Extracted data entries:
★ ★ ★ ★
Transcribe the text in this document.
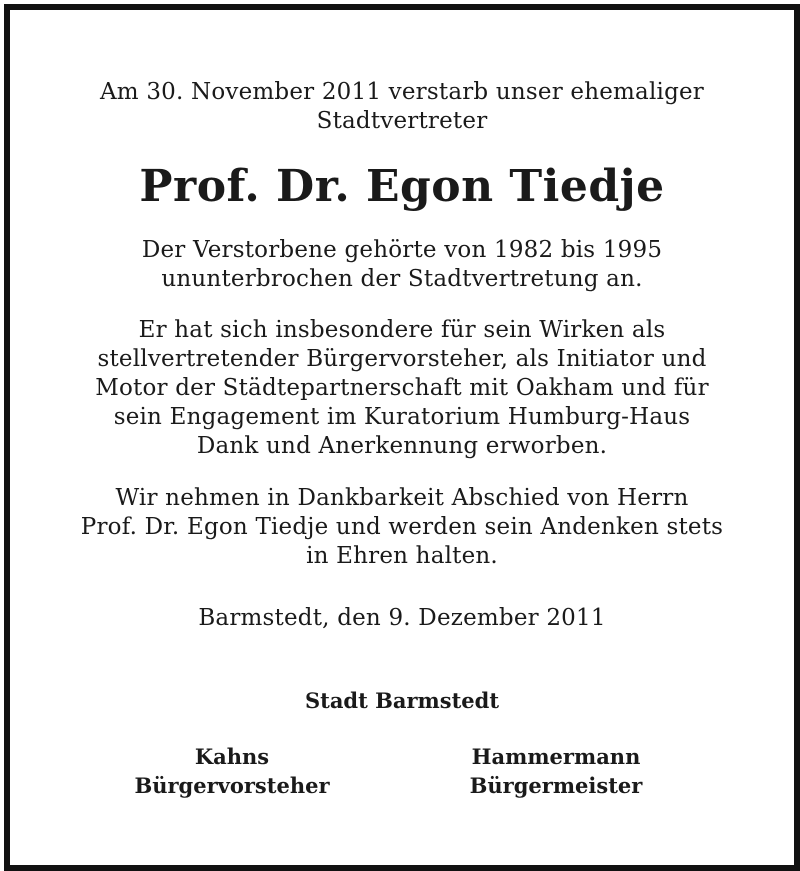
Am 30. November 2011 verstarb unser ehemaliger
Stadtvertreter
Prof. Dr. Egon Tiedje
Der Verstorbene gehörte von 1982 bis 1995
ununterbrochen der Stadtvertretung an.
Er hat sich insbesondere für sein Wirken als
stellvertretender Bürgervorsteher, als Initiator und
Motor der Städtepartnerschaft mit Oakham und für
sein Engagement im Kuratorium Humburg-Haus
Dank und Anerkennung erworben.
Wir nehmen in Dankbarkeit Abschied von Herrn
Prof. Dr. Egon Tiedje und werden sein Andenken stets
in Ehren halten.
Barmstedt, den 9. Dezember 2011
Stadt Barmstedt
Kahns
Bürgervorsteher
Hammermann
Bürgermeister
★ ★ ★ ★
Required task: Repeat every record above exactly, but leave out any pictures.

Completed exercise:
Transcribe the text in this document.
Am 30. November 2011 verstarb unser ehemaliger
Stadtvertreter
Prof. Dr. Egon Tiedje
Der Verstorbene gehörte von 1982 bis 1995
ununterbrochen der Stadtvertretung an.
Er hat sich insbesondere für sein Wirken als
stellvertretender Bürgervorsteher, als Initiator und
Motor der Städtepartnerschaft mit Oakham und für
sein Engagement im Kuratorium Humburg-Haus
Dank und Anerkennung erworben.
Wir nehmen in Dankbarkeit Abschied von Herrn
Prof. Dr. Egon Tiedje und werden sein Andenken stets
in Ehren halten.
Barmstedt, den 9. Dezember 2011
Stadt Barmstedt
Kahns
Bürgervorsteher
Hammermann
Bürgermeister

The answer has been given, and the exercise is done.